─── EXERCISE DATA ───

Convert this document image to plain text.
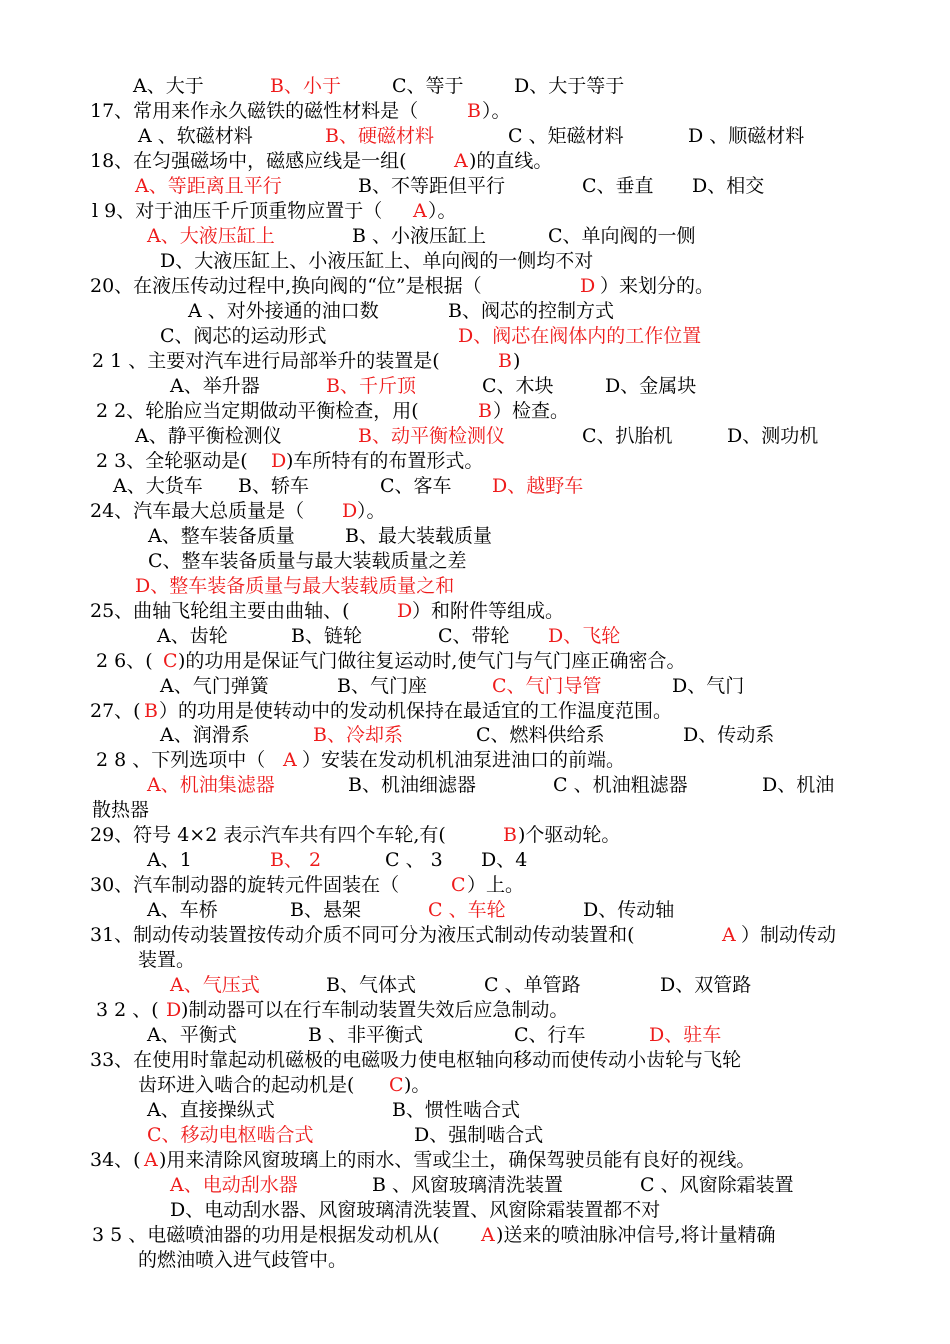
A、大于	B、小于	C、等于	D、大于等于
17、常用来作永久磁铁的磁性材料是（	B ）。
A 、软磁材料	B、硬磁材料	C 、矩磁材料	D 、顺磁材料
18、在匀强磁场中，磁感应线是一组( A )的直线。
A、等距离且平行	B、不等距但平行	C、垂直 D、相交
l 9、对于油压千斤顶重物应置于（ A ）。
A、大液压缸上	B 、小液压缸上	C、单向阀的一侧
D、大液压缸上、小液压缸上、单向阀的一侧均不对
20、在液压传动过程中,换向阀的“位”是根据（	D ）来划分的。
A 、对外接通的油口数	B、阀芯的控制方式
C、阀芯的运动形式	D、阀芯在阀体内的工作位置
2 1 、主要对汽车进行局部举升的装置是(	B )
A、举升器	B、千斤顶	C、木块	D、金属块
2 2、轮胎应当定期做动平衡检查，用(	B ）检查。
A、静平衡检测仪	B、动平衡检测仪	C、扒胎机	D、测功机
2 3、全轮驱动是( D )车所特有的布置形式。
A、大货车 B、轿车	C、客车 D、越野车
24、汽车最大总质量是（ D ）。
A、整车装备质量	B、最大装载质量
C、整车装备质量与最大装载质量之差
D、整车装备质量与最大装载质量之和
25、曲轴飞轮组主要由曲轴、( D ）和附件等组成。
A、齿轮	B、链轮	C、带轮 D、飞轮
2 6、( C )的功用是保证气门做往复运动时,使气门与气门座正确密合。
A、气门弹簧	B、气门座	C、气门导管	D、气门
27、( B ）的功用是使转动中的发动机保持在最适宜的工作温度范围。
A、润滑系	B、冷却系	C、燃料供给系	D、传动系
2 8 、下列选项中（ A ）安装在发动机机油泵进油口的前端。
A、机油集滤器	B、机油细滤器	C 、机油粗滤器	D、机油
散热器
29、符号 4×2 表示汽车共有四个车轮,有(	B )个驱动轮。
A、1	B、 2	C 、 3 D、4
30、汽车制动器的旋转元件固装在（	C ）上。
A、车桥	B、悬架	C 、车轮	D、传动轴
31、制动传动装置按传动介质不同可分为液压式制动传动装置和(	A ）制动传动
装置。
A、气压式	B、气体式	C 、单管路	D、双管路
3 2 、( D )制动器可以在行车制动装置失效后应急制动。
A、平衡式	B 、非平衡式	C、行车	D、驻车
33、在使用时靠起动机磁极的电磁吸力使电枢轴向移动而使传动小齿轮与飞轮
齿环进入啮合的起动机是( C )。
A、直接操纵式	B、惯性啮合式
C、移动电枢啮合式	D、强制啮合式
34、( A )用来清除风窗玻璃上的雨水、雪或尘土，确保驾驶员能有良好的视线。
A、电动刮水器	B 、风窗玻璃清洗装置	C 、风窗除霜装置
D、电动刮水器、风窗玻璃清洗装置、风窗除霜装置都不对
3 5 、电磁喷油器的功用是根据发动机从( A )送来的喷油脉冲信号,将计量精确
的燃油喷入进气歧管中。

───

**TASK PROMPT:**
From the listing above, collect every line that mentions the word "电动刮水器".

**ANSWER TO THE PROBLEM:**
A、电动刮水器	B 、风窗玻璃清洗装置	C 、风窗除霜装置
D、电动刮水器、风窗玻璃清洗装置、风窗除霜装置都不对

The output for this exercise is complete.